- Input records -
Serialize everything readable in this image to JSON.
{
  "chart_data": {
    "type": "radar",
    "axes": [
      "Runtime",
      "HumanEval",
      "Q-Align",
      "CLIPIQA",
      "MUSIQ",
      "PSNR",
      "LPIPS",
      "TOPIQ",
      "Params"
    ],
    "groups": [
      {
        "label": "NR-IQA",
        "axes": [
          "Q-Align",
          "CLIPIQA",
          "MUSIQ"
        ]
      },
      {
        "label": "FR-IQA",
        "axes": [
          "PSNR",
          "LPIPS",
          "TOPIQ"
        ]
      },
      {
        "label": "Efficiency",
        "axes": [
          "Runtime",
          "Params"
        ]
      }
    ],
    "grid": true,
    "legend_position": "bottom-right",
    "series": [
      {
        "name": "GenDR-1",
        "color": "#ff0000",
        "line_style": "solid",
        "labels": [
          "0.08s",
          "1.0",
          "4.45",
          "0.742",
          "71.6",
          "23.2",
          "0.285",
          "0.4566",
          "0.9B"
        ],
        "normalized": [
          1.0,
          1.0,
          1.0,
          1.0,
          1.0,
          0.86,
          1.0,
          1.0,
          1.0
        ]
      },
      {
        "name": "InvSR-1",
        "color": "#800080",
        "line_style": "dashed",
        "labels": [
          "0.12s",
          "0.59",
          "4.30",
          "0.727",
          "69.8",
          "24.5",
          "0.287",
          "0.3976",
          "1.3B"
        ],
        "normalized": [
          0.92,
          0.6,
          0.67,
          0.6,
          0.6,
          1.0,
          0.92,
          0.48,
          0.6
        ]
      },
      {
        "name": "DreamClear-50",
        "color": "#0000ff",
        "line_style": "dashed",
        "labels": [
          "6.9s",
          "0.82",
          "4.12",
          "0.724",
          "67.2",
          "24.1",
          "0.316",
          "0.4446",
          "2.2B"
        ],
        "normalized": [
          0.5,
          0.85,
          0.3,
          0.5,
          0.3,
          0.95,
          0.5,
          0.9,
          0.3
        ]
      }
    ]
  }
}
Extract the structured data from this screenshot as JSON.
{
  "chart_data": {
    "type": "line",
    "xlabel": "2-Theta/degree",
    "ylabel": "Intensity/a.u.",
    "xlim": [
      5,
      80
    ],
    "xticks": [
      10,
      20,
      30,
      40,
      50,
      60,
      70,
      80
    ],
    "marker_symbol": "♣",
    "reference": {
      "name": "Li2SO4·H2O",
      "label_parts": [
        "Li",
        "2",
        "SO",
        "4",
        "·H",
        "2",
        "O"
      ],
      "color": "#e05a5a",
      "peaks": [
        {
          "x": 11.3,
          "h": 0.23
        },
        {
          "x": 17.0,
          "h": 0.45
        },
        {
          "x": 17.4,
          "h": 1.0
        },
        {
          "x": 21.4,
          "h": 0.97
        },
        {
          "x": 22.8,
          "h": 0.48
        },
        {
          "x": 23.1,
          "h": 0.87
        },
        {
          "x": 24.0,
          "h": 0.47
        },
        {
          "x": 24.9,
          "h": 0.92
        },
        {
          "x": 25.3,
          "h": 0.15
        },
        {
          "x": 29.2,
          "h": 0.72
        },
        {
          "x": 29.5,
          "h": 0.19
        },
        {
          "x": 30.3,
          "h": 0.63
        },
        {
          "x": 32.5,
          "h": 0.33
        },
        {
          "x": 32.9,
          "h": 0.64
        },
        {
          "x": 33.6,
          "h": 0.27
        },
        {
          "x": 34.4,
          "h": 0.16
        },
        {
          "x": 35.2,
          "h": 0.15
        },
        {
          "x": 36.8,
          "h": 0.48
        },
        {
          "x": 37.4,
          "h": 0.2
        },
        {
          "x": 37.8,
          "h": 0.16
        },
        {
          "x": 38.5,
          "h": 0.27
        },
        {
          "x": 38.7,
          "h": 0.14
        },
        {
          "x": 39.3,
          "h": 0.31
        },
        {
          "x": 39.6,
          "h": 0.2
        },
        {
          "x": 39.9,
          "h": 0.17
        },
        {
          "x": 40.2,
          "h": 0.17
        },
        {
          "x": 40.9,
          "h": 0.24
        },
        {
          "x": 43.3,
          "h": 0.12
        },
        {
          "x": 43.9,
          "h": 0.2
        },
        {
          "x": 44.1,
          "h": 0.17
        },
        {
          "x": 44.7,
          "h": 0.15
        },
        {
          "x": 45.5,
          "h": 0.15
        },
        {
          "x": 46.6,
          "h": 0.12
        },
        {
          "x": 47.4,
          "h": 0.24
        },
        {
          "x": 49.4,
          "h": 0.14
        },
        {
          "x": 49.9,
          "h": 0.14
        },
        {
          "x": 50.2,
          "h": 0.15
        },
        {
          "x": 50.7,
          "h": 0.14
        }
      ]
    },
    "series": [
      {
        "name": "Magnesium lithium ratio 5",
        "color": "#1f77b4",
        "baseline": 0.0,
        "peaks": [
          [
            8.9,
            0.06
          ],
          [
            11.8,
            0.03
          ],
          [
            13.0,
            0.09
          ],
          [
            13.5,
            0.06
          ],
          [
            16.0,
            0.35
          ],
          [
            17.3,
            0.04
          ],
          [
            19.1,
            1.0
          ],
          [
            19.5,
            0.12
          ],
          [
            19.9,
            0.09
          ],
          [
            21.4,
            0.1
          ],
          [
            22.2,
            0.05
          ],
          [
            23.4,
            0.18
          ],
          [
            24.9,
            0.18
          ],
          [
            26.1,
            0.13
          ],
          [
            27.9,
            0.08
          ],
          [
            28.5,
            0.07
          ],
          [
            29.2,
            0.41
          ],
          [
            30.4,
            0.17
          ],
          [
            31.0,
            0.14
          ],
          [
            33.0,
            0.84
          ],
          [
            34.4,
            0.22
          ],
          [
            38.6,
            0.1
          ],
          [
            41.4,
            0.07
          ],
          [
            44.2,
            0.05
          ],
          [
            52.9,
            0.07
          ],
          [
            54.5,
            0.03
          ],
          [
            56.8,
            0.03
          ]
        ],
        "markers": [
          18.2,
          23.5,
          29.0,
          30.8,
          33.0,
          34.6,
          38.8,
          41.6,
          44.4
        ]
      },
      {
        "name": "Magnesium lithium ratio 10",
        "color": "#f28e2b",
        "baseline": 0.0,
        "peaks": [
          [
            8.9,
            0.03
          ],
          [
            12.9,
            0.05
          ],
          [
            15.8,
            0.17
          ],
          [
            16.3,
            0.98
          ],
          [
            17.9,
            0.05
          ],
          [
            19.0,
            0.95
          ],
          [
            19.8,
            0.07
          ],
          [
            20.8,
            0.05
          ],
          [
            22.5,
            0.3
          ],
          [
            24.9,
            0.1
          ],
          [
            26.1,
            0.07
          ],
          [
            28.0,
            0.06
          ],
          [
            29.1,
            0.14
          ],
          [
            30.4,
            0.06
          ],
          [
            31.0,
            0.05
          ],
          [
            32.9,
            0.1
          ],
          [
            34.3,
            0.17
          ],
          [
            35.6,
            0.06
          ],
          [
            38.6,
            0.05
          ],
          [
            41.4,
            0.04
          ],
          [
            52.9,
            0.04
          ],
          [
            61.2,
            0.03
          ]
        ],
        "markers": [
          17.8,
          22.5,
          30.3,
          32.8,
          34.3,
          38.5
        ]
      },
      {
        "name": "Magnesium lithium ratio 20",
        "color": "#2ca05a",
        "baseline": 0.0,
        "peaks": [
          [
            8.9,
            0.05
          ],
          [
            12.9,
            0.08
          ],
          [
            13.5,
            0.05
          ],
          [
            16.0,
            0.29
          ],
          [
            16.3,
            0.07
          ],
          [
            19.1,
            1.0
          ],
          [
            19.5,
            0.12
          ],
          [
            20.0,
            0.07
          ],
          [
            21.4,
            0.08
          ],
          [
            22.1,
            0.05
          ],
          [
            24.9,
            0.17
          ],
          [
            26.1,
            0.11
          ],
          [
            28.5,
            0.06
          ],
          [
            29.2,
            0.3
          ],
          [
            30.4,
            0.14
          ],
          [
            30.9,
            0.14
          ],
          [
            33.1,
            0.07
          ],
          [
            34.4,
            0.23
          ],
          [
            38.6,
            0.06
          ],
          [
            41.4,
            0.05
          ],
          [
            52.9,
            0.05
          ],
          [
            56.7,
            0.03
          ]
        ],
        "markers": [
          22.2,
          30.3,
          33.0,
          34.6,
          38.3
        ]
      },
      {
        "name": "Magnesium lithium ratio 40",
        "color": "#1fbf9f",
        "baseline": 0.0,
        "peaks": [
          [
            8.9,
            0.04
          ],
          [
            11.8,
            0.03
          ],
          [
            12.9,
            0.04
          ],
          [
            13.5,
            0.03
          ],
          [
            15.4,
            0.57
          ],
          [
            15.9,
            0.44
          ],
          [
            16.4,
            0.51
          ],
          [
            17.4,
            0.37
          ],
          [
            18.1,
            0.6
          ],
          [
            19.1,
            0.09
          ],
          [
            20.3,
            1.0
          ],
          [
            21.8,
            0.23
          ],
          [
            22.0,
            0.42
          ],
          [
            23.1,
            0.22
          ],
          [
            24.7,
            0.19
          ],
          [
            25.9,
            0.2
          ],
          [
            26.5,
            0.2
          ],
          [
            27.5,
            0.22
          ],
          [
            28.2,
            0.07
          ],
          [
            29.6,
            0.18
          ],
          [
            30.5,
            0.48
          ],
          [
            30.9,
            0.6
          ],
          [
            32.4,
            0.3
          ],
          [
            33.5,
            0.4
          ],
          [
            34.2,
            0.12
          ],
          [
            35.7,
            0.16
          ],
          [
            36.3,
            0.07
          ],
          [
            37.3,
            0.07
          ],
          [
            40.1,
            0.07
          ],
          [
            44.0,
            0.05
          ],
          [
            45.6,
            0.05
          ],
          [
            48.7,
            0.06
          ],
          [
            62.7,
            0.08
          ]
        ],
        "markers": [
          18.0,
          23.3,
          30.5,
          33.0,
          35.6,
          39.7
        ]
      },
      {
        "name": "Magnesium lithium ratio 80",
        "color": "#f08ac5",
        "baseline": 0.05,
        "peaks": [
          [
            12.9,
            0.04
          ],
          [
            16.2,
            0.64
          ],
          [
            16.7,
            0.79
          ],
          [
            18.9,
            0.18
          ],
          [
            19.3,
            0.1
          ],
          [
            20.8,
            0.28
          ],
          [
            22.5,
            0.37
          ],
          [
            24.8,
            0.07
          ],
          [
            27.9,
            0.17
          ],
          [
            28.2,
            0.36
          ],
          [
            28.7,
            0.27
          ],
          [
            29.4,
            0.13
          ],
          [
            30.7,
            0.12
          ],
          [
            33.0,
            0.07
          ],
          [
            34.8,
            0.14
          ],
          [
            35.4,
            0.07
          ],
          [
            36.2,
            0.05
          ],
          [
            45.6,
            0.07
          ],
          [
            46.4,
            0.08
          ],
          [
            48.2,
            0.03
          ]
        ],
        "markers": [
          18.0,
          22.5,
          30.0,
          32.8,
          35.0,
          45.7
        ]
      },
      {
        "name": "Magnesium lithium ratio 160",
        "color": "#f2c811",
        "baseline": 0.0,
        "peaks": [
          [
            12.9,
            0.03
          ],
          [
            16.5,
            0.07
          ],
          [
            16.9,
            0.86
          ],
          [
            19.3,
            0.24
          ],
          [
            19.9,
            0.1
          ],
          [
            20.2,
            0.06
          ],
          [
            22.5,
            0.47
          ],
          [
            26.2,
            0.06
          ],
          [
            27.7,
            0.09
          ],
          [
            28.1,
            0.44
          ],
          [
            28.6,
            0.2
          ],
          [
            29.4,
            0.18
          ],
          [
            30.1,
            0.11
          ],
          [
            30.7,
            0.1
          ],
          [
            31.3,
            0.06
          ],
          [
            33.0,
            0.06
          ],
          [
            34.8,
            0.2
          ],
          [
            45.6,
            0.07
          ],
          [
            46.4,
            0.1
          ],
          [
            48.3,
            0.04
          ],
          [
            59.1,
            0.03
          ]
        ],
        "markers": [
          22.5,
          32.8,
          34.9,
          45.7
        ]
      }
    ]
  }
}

- Given request -
In the listing above, find each line with the word "Magnesium" and copy it.

- Exercise solution -
        "name": "Magnesium lithium ratio 5",
        "name": "Magnesium lithium ratio 10",
        "name": "Magnesium lithium ratio 20",
        "name": "Magnesium lithium ratio 40",
        "name": "Magnesium lithium ratio 80",
        "name": "Magnesium lithium ratio 160",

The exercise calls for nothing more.